(Entries with figure data)
────────────────────
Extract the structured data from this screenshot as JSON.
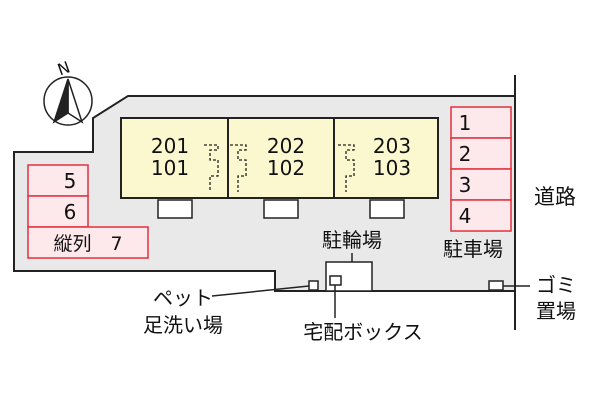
{
  "compass": {
    "north_label": "N"
  },
  "units": [
    {
      "upper": "201",
      "lower": "101"
    },
    {
      "upper": "202",
      "lower": "102"
    },
    {
      "upper": "203",
      "lower": "103"
    }
  ],
  "parking_right": [
    "1",
    "2",
    "3",
    "4"
  ],
  "parking_left": [
    {
      "label": "5"
    },
    {
      "label": "6"
    },
    {
      "label": "縦列　7"
    }
  ],
  "labels": {
    "road": "道路",
    "parking_lot": "駐車場",
    "bicycle_parking": "駐輪場",
    "garbage_line1": "ゴミ",
    "garbage_line2": "置場",
    "pet_wash_line1": "ペット",
    "pet_wash_line2": "足洗い場",
    "delivery_box": "宅配ボックス"
  },
  "colors": {
    "lot_fill": "#e9e9e9",
    "building_fill": "#fbf8cf",
    "parking_fill": "#fde9ec",
    "parking_stroke": "#e2313f",
    "outline": "#222222"
  }
}
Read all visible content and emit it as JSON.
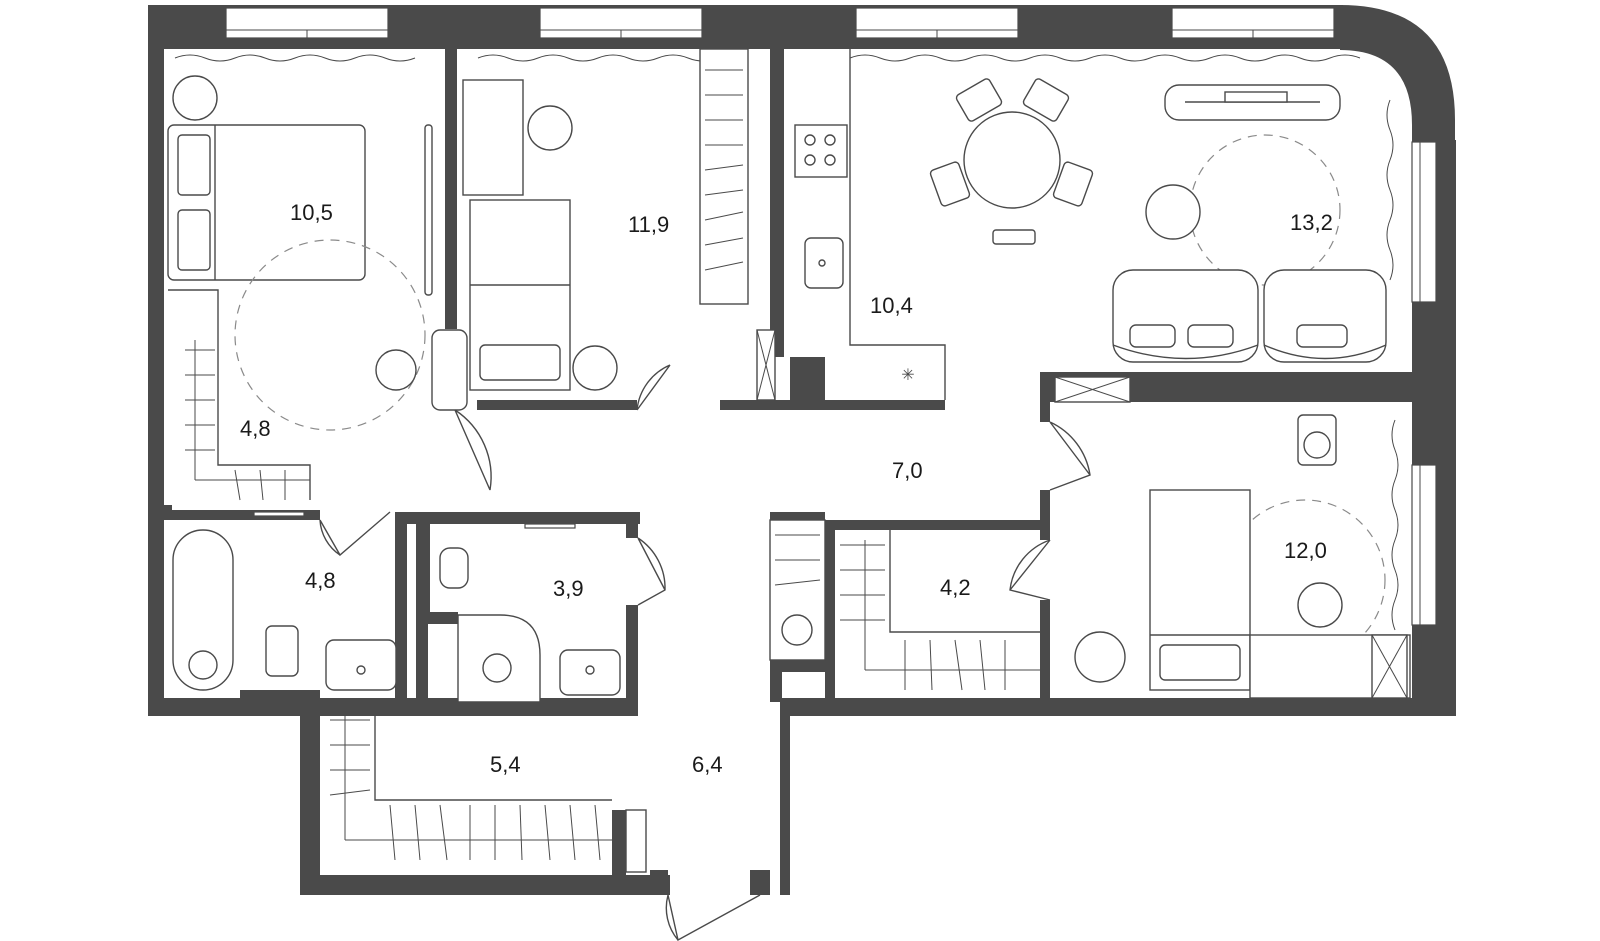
{
  "plan": {
    "wall_color": "#4a4a4a",
    "rooms": [
      {
        "id": "bedroom-1",
        "area": "10,5"
      },
      {
        "id": "bedroom-2",
        "area": "11,9"
      },
      {
        "id": "kitchen",
        "area": "10,4"
      },
      {
        "id": "living-room",
        "area": "13,2"
      },
      {
        "id": "wardrobe-1",
        "area": "4,8"
      },
      {
        "id": "bathroom-1",
        "area": "4,8"
      },
      {
        "id": "hallway",
        "area": "7,0"
      },
      {
        "id": "bathroom-2",
        "area": "3,9"
      },
      {
        "id": "wardrobe-2",
        "area": "4,2"
      },
      {
        "id": "bedroom-3",
        "area": "12,0"
      },
      {
        "id": "wardrobe-3",
        "area": "5,4"
      },
      {
        "id": "entrance-hall",
        "area": "6,4"
      }
    ]
  }
}
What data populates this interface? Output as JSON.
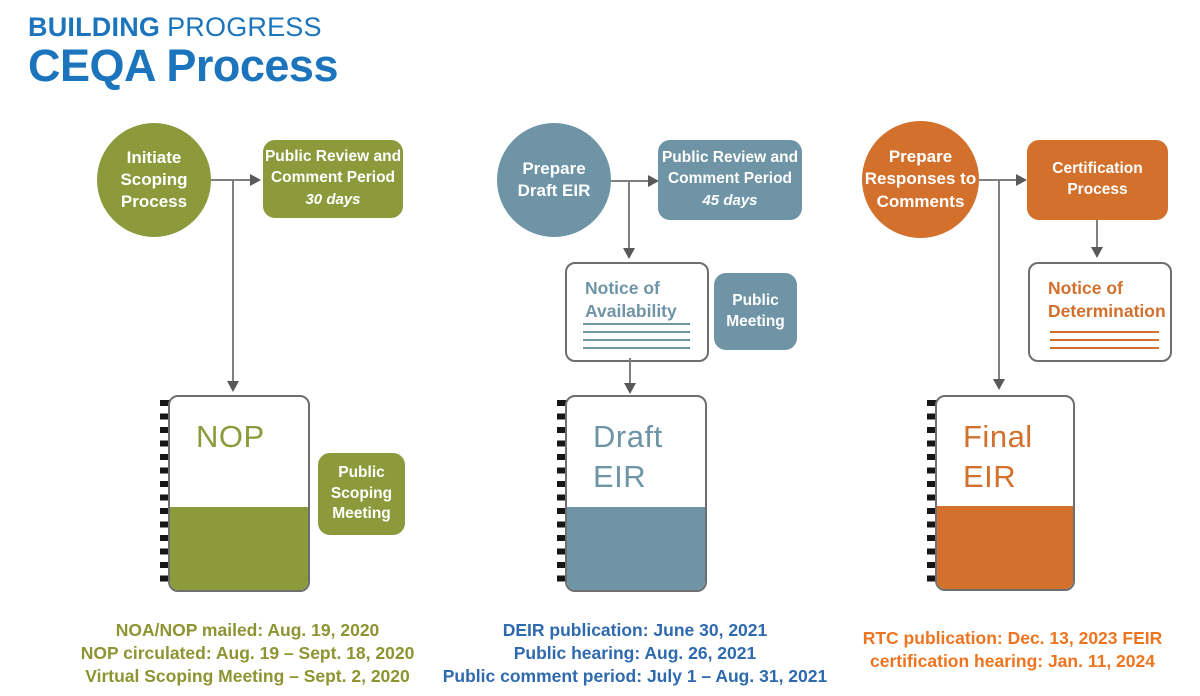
{
  "header": {
    "brand_bold": "BUILDING",
    "brand_light": "PROGRESS",
    "title": "CEQA Process"
  },
  "colors": {
    "olive": "#8C9A3C",
    "teal": "#6E94A5",
    "orange": "#D2702C",
    "header_blue": "#1C75BC",
    "olive_text": "#8D9431",
    "blue_text": "#2F69AE",
    "orange_text": "#EE7520",
    "line_gray": "#808080",
    "arrow_dark": "#595959"
  },
  "scoping": {
    "circle_label": "Initiate\nScoping\nProcess",
    "review_title": "Public Review and\nComment Period",
    "review_days": "30 days",
    "book_label": "NOP",
    "meeting_box_label": "Public\nScoping\nMeeting",
    "dates": [
      "NOA/NOP mailed: Aug. 19, 2020",
      "NOP circulated: Aug. 19 – Sept. 18, 2020",
      "Virtual Scoping Meeting – Sept. 2, 2020"
    ]
  },
  "draft_eir": {
    "circle_label": "Prepare\nDraft EIR",
    "review_title": "Public Review and\nComment Period",
    "review_days": "45 days",
    "notice_label": "Notice of\nAvailability",
    "meeting_box_label": "Public\nMeeting",
    "book_label": "Draft\nEIR",
    "dates": [
      "DEIR publication: June 30, 2021",
      "Public hearing: Aug. 26, 2021",
      "Public comment period: July 1 – Aug. 31, 2021"
    ]
  },
  "final_eir": {
    "circle_label": "Prepare\nResponses to\nComments",
    "process_label": "Certification\nProcess",
    "notice_label": "Notice of\nDetermination",
    "book_label": "Final\nEIR",
    "dates": [
      "RTC publication: Dec. 13, 2023 FEIR",
      "certification hearing: Jan. 11, 2024"
    ]
  }
}
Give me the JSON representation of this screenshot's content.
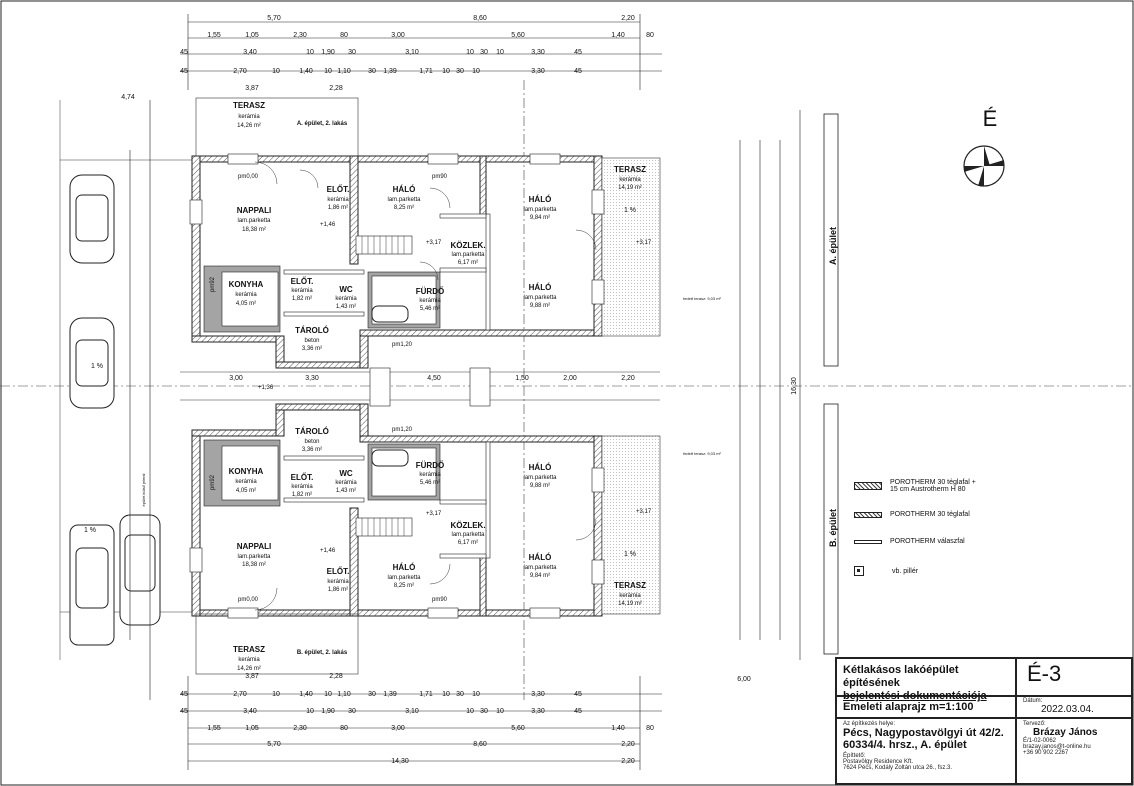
{
  "title_block": {
    "project_title_line1": "Kétlakásos lakóépület építésének",
    "project_title_line2": "bejelentési dokumentációja",
    "sheet_code": "É-3",
    "drawing_name": "Emeleti alaprajz m=1:100",
    "date_label": "Dátum:",
    "date": "2022.03.04.",
    "site_label": "Az építkezés helye:",
    "site_line1": "Pécs, Nagypostavölgyi út 42/2.",
    "site_line2": "60334/4. hrsz., A. épület",
    "client_label": "Építtető:",
    "client_line1": "Postavölgy Residence Kft.",
    "client_line2": "7624 Pécs, Kodály Zoltán utca 26., fsz.3.",
    "designer_label": "Tervező:",
    "designer_name": "Brázay János",
    "designer_id": "É/1-02-0062",
    "designer_email": "brazay.janos@t-online.hu",
    "designer_phone": "+36 90 902 2267"
  },
  "legend": [
    {
      "label": "POROTHERM  30 téglafal +",
      "label2": "15 cm Austrotherm H 80",
      "swatch": "hatch-thick"
    },
    {
      "label": "POROTHERM 30 téglafal",
      "label2": "",
      "swatch": "hatch"
    },
    {
      "label": "POROTHERM válaszfal",
      "label2": "",
      "swatch": "thin"
    },
    {
      "label": "vb. pillér",
      "label2": "",
      "swatch": "pillar"
    }
  ],
  "north_label": "É",
  "building_labels": {
    "a": "A. épület",
    "b": "B. épület"
  },
  "rooms_a": [
    {
      "name": "TERASZ",
      "mat": "kerámia",
      "area": "14,26 m²"
    },
    {
      "name": "NAPPALI",
      "mat": "lam.parketta",
      "area": "18,38 m²"
    },
    {
      "name": "ELŐT.",
      "mat": "kerámia",
      "area": "1,86 m²"
    },
    {
      "name": "HÁLÓ",
      "mat": "lam.parketta",
      "area": "8,25 m²"
    },
    {
      "name": "HÁLÓ",
      "mat": "lam.parketta",
      "area": "9,84 m²"
    },
    {
      "name": "TERASZ",
      "mat": "kerámia",
      "area": "14,19 m²"
    },
    {
      "name": "KÖZLEK.",
      "mat": "lam.parketta",
      "area": "6,17 m²"
    },
    {
      "name": "KONYHA",
      "mat": "kerámia",
      "area": "4,05 m²"
    },
    {
      "name": "ELŐT.",
      "mat": "kerámia",
      "area": "1,82 m²"
    },
    {
      "name": "WC",
      "mat": "kerámia",
      "area": "1,43 m²"
    },
    {
      "name": "FÜRDŐ",
      "mat": "kerámia",
      "area": "5,46 m²"
    },
    {
      "name": "HÁLÓ",
      "mat": "lam.parketta",
      "area": "9,88 m²"
    },
    {
      "name": "TÁROLÓ",
      "mat": "beton",
      "area": "3,36 m²"
    }
  ],
  "rooms_b": [
    {
      "name": "TÁROLÓ",
      "mat": "beton",
      "area": "3,36 m²"
    },
    {
      "name": "KONYHA",
      "mat": "kerámia",
      "area": "4,05 m²"
    },
    {
      "name": "ELŐT.",
      "mat": "kerámia",
      "area": "1,82 m²"
    },
    {
      "name": "WC",
      "mat": "kerámia",
      "area": "1,43 m²"
    },
    {
      "name": "FÜRDŐ",
      "mat": "kerámia",
      "area": "5,46 m²"
    },
    {
      "name": "HÁLÓ",
      "mat": "lam.parketta",
      "area": "9,88 m²"
    },
    {
      "name": "KÖZLEK.",
      "mat": "lam.parketta",
      "area": "6,17 m²"
    },
    {
      "name": "NAPPALI",
      "mat": "lam.parketta",
      "area": "18,38 m²"
    },
    {
      "name": "HÁLÓ",
      "mat": "lam.parketta",
      "area": "8,25 m²"
    },
    {
      "name": "HÁLÓ",
      "mat": "lam.parketta",
      "area": "9,84 m²"
    },
    {
      "name": "ELŐT.",
      "mat": "kerámia",
      "area": "1,86 m²"
    },
    {
      "name": "TERASZ",
      "mat": "kerámia",
      "area": "14,19 m²"
    },
    {
      "name": "TERASZ",
      "mat": "kerámia",
      "area": "14,26 m²"
    }
  ],
  "unit_labels": {
    "a": "A. épület, 2. lakás",
    "b": "B. épület, 2. lakás"
  },
  "levels": {
    "pm0": "pm0,00",
    "pm90": "pm90",
    "pm120": "pm1,20",
    "p146": "+1,46",
    "p317": "+3,17",
    "p136": "+1,36",
    "pm92": "pm92"
  },
  "dims_top": [
    "5,70",
    "8,60",
    "2,20"
  ],
  "dims_top2": [
    "1,55",
    "1,05",
    "2,30",
    "80",
    "3,00",
    "5,60",
    "1,40",
    "80"
  ],
  "dims_top3": [
    "45",
    "3,40",
    "10",
    "1,90",
    "30",
    "3,10",
    "10",
    "30",
    "10",
    "3,30",
    "45"
  ],
  "dims_top4": [
    "45",
    "2,70",
    "10",
    "1,40",
    "10",
    "1,10",
    "30",
    "1,39",
    "1,71",
    "10",
    "30",
    "10",
    "3,30",
    "45"
  ],
  "dims_mid": [
    "3,00",
    "3,30",
    "4,50",
    "1,50",
    "2,00",
    "2,20"
  ],
  "dims_bottom_total": "14,30",
  "dim_left_474": "4,74",
  "dim_387": "3,87",
  "dim_228": "2,28",
  "dim_600": "6,00",
  "dim_right_total": "16,30",
  "slope": "1 %",
  "parking_note": "épület külső jelenti",
  "terrace_note": "fedett terasz: 9,03 m²"
}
────────────────────
EXERCISE REQUIREMENTS> All lines of the data above that include the word "swatch" must be shown.

ANSWER FOR THE TASK>
      "swatch": "hatch-thick"
      "swatch": "hatch"
      "swatch": "thin"
      "swatch": "pillar"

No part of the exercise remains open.